◆ PROBLEM TO WORK ON
Give the number of lines that include the word "城乡规划编制单位资质认定", nothing more.

◆ THE DATA
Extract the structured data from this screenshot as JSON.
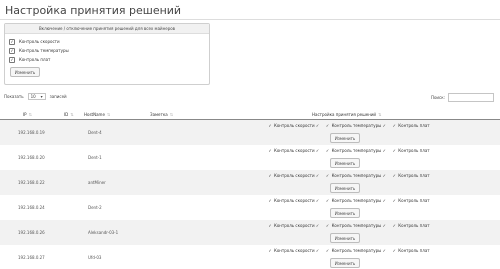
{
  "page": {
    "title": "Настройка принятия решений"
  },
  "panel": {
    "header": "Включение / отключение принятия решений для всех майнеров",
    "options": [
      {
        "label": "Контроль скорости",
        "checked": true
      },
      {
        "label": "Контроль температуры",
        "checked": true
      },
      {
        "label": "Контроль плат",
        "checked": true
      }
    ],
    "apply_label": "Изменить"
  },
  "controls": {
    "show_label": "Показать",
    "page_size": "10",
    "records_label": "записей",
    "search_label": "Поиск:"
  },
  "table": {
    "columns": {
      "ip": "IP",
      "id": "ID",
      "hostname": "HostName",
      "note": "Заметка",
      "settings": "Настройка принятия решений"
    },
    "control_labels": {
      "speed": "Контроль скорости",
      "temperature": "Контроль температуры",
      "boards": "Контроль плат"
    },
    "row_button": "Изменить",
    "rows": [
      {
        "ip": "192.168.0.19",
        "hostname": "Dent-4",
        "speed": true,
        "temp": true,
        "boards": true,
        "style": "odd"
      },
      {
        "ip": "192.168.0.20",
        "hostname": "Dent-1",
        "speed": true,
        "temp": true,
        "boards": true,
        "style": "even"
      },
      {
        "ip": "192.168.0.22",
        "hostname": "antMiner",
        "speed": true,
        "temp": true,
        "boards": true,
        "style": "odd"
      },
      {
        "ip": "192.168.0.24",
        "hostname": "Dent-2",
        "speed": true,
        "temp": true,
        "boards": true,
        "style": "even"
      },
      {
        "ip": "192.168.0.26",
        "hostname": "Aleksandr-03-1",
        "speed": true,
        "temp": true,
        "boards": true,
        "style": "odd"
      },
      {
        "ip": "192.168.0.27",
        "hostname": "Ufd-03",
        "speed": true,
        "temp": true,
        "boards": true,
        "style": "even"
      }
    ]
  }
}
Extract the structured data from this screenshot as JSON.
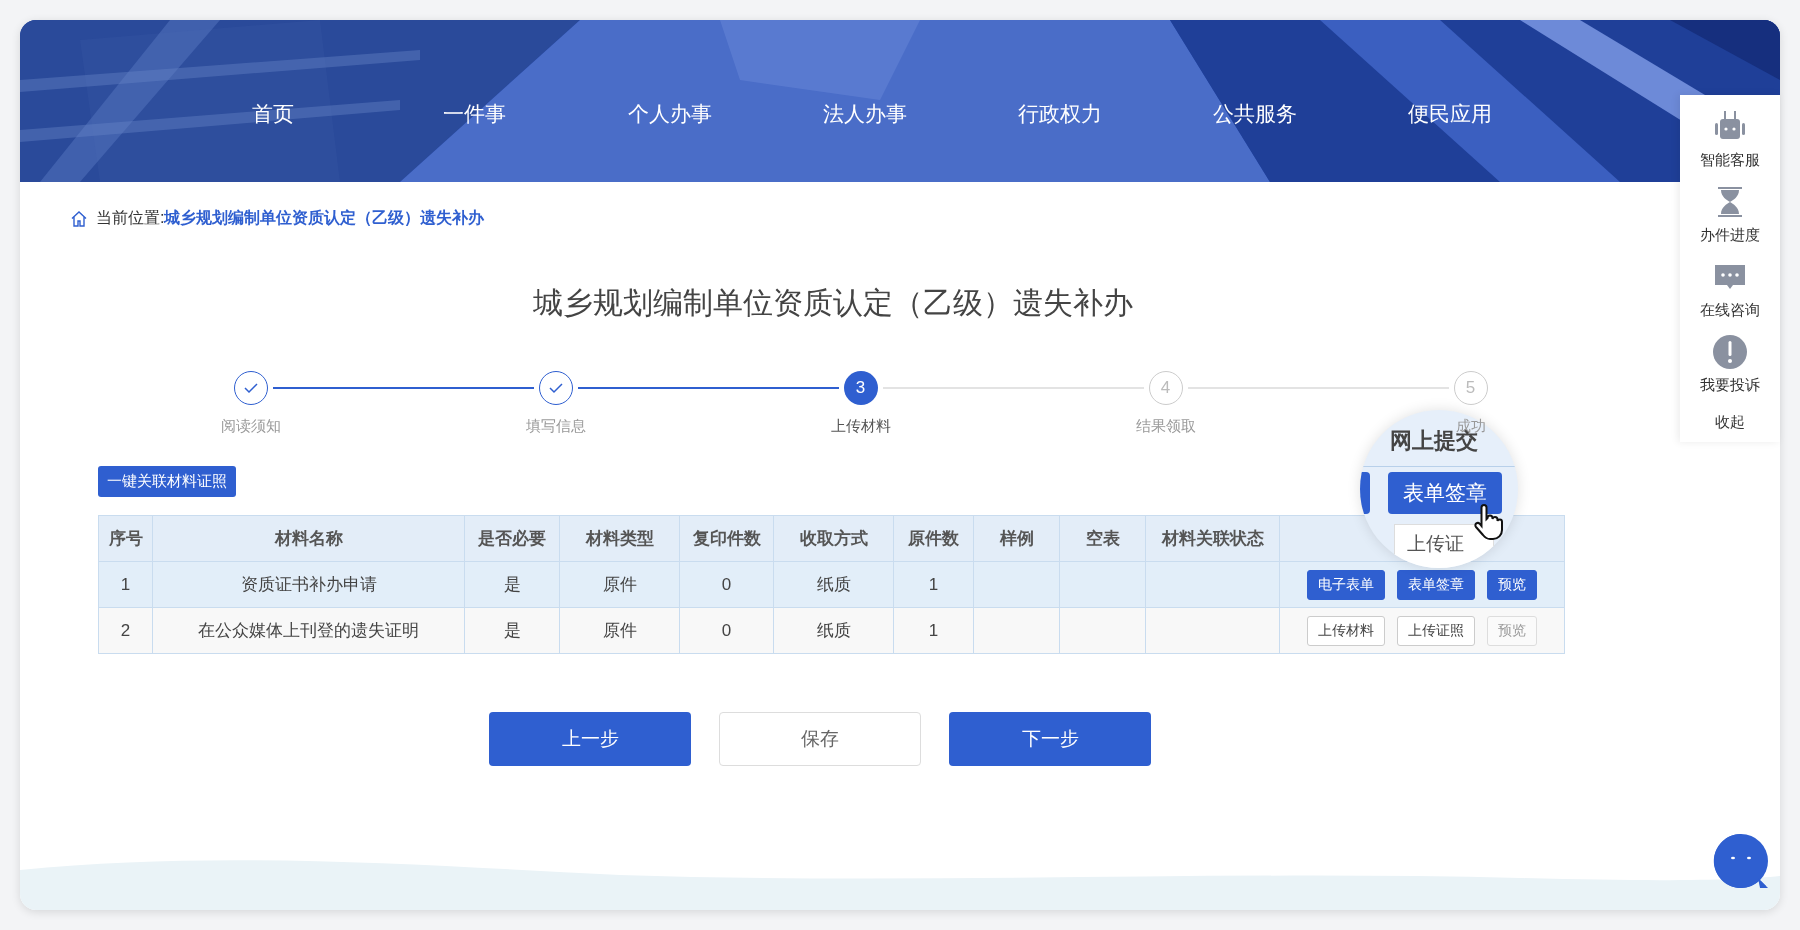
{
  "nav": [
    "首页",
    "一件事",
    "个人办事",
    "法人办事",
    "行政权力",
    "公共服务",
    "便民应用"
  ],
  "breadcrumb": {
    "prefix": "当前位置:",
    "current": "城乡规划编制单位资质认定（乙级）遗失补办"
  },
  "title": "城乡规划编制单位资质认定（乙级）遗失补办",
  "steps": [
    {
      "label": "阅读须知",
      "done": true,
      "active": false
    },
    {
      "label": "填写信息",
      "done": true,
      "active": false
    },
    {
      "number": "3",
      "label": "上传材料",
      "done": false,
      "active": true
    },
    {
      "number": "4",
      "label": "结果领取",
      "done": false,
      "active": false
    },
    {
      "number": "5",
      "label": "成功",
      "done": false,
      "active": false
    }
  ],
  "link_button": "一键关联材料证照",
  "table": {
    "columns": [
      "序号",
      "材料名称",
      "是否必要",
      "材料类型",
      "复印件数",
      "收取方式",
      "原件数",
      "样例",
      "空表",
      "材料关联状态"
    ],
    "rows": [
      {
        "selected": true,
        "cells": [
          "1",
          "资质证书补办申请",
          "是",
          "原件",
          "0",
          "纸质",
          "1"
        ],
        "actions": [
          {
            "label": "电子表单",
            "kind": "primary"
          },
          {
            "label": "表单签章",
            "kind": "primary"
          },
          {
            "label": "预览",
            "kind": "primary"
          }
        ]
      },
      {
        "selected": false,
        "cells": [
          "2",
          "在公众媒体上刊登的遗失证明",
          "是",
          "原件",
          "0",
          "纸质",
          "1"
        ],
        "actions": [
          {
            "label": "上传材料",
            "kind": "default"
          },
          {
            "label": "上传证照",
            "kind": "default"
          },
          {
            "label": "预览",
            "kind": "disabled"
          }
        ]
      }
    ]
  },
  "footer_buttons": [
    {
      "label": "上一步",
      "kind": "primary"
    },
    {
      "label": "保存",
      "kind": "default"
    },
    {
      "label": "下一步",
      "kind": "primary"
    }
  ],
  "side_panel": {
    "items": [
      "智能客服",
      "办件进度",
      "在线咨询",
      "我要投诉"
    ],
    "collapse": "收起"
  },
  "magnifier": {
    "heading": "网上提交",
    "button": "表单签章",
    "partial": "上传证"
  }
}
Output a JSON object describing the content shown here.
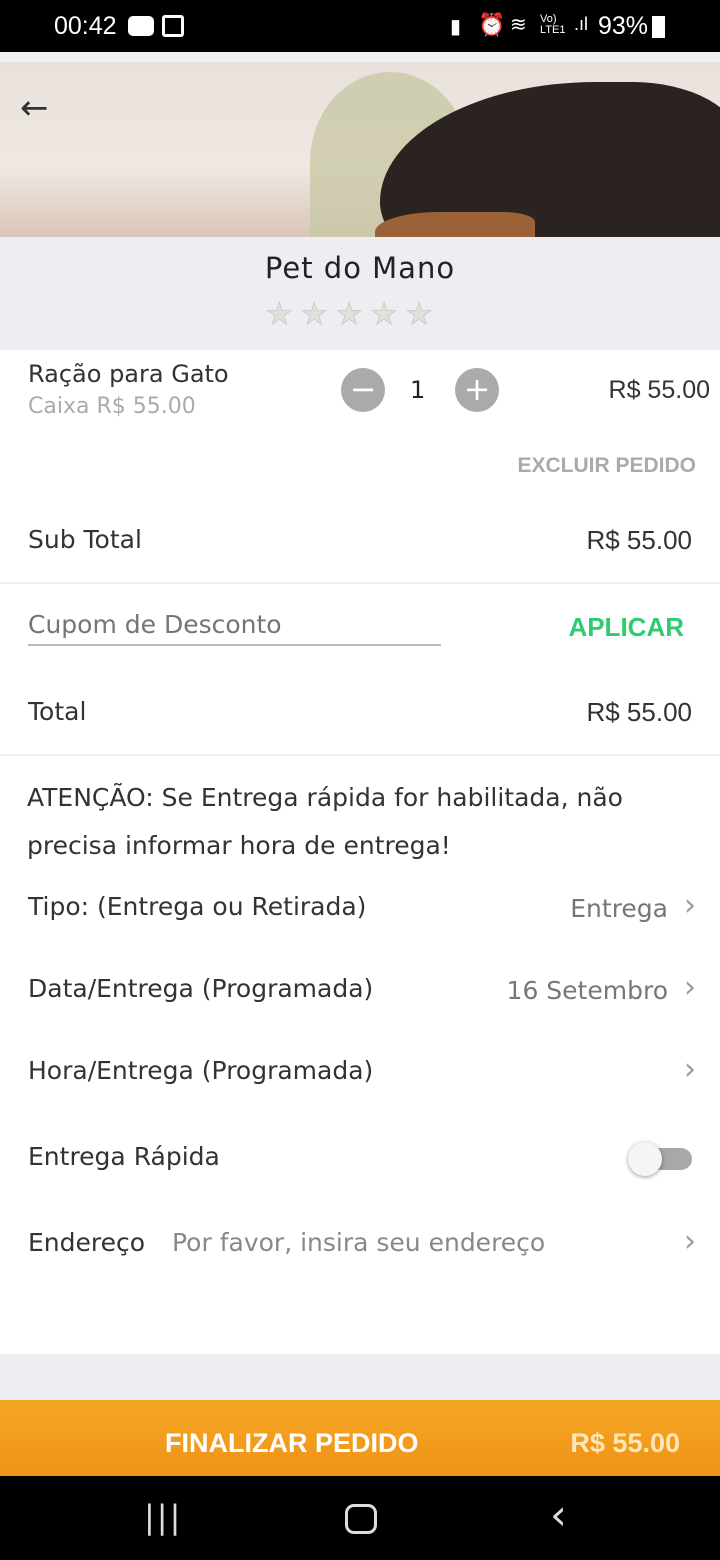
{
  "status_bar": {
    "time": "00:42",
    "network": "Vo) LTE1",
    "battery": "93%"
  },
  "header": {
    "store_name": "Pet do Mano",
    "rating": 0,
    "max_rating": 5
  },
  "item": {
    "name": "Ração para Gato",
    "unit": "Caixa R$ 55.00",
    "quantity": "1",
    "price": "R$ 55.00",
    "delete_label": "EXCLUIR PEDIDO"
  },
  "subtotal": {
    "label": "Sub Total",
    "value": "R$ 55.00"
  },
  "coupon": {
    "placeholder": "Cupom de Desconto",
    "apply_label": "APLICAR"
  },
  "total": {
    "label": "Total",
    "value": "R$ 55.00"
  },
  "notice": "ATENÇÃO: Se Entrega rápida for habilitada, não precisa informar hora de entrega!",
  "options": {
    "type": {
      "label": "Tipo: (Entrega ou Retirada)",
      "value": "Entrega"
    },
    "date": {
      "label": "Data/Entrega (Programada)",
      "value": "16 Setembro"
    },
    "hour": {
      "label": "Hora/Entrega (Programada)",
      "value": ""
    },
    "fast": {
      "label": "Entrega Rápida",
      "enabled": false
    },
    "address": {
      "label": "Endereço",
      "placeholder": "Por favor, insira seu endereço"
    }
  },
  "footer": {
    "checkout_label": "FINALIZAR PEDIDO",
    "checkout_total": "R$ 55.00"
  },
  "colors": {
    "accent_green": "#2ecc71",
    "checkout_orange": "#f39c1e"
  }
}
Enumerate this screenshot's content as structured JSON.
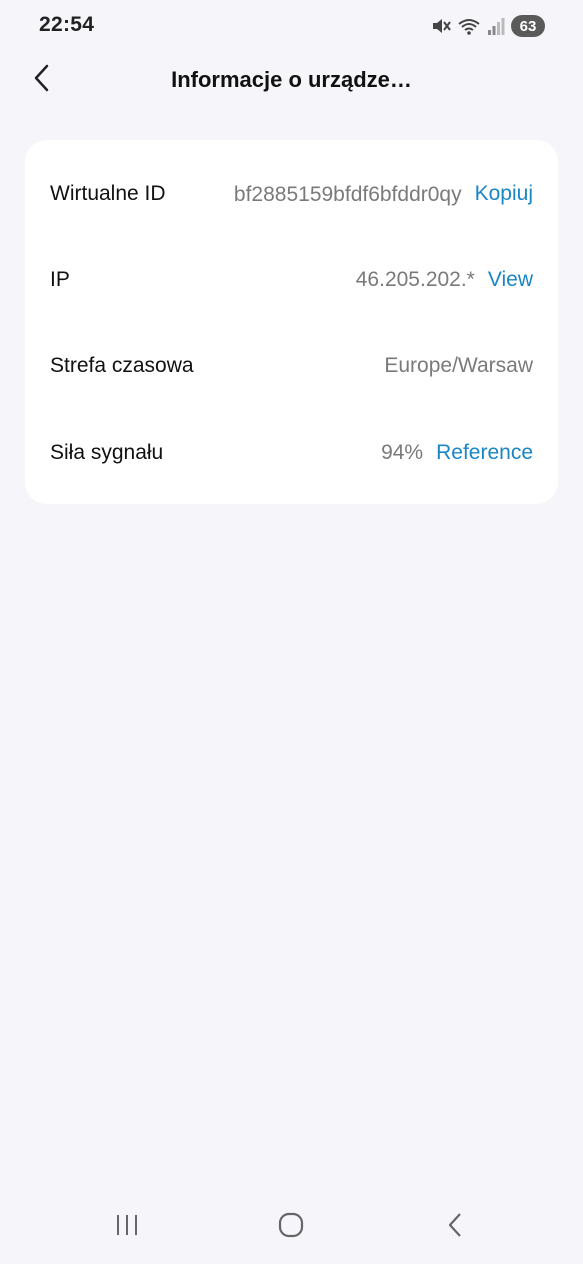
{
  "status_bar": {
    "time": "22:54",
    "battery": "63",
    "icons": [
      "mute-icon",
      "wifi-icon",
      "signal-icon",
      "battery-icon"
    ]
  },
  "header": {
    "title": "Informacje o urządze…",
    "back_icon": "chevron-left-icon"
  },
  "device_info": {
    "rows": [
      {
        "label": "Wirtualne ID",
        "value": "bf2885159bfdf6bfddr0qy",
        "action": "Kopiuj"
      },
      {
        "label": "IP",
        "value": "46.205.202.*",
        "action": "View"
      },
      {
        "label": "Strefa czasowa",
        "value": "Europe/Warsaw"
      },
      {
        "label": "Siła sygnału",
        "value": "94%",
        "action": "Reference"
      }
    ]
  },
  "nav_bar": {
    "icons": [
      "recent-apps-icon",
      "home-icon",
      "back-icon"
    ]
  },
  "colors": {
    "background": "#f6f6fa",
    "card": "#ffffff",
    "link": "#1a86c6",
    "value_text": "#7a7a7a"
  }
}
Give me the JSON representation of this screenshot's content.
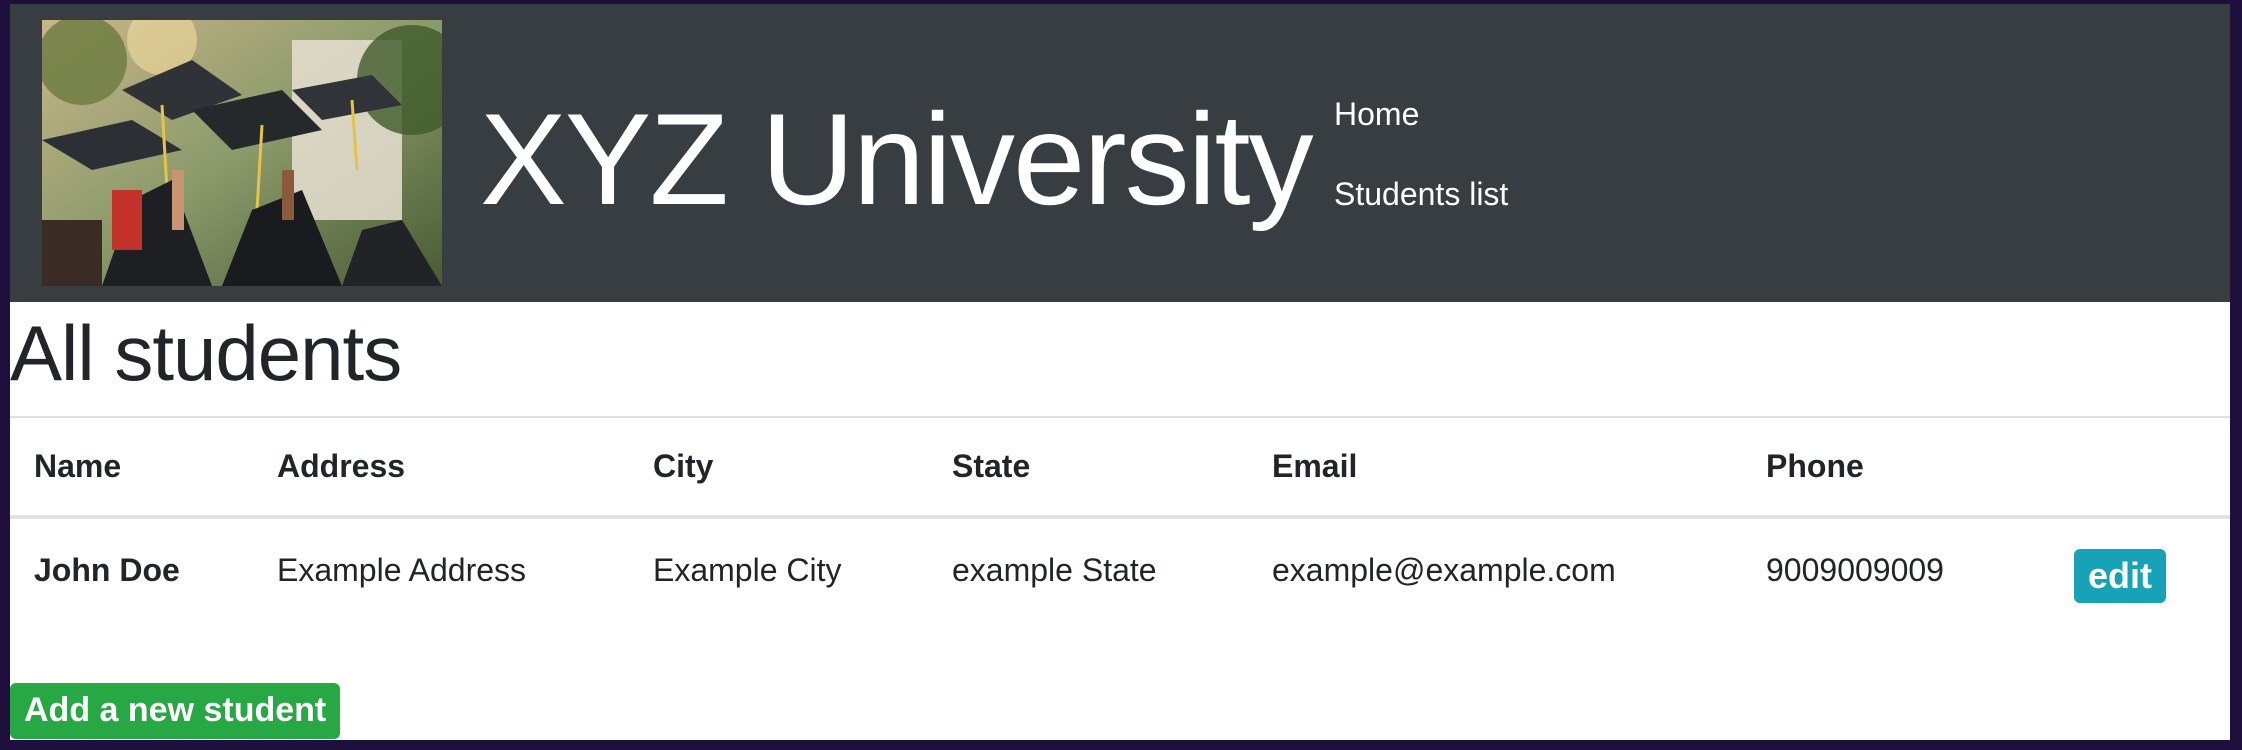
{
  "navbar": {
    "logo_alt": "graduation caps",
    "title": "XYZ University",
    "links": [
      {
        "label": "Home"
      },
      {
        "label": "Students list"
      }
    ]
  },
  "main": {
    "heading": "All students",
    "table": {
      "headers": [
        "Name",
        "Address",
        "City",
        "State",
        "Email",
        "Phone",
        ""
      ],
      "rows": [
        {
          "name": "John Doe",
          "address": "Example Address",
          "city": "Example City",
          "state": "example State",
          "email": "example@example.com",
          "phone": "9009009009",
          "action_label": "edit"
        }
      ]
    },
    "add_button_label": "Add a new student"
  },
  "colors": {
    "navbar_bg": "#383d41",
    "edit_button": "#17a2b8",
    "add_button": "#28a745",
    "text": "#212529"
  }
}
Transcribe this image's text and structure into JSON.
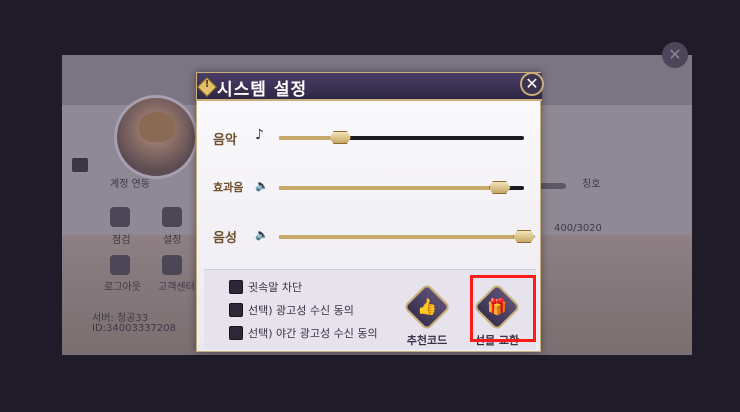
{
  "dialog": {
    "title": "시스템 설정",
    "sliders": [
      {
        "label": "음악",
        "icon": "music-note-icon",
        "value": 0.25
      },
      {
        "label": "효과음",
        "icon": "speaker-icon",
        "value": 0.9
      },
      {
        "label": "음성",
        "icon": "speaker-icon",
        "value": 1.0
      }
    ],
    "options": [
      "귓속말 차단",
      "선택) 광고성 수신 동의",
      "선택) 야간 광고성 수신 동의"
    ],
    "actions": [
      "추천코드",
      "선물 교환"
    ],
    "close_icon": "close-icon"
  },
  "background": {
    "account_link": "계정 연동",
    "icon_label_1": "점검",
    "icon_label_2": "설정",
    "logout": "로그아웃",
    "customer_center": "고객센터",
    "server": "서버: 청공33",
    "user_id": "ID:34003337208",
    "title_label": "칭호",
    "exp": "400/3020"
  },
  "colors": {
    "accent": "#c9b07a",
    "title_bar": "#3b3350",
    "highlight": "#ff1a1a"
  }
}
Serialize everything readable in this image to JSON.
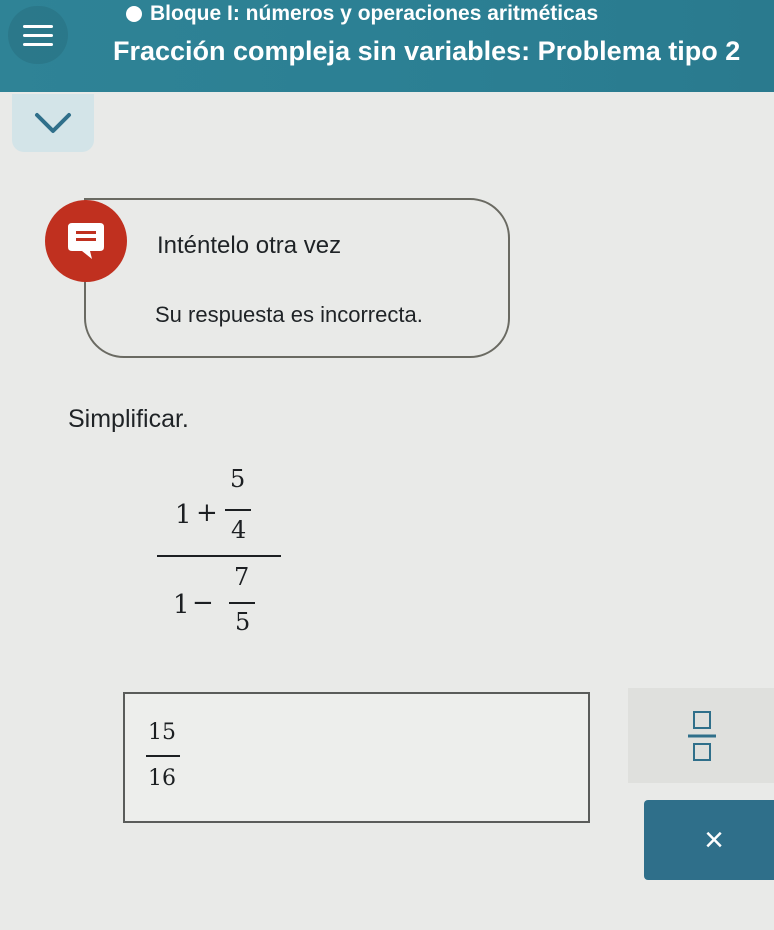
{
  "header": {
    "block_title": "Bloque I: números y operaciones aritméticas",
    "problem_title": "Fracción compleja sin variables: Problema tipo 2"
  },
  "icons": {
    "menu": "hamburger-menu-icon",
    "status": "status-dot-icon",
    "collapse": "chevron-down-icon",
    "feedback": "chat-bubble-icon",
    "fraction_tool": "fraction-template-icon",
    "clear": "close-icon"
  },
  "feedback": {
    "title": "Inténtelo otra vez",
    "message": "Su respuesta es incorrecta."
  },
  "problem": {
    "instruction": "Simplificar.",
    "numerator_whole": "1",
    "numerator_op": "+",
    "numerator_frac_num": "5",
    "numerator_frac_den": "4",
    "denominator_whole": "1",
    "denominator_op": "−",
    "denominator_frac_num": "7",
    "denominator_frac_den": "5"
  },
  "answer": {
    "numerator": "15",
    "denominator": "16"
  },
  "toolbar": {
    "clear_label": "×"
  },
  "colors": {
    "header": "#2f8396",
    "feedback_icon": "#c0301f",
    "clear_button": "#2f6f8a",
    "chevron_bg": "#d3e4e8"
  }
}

◆ RESPONSE TO THE TASK
2